(What needs to be done)
A word-for-word repeat of all the data is the goal.

(Supplied information)
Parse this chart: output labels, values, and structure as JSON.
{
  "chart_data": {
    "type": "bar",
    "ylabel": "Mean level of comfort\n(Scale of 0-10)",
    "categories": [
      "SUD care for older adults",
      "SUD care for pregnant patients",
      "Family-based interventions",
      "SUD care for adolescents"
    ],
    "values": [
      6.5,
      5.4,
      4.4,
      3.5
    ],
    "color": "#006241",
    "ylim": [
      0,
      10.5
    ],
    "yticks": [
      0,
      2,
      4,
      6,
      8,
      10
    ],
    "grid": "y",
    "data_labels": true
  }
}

(Exercise output)
Parse this chart: output labels, values, and structure as JSON.
{
  "chart_data": {
    "type": "bar",
    "ylabel": "Mean level of comfort\n(Scale of 0-10)",
    "categories": [
      "SUD care for older adults",
      "SUD care for pregnant patients",
      "Family-based interventions",
      "SUD care for adolescents"
    ],
    "values": [
      6.5,
      5.4,
      4.4,
      3.5
    ],
    "color": "#006241",
    "ylim": [
      0,
      10.5
    ],
    "yticks": [
      0,
      2,
      4,
      6,
      8,
      10
    ],
    "grid": "y",
    "data_labels": true
  }
}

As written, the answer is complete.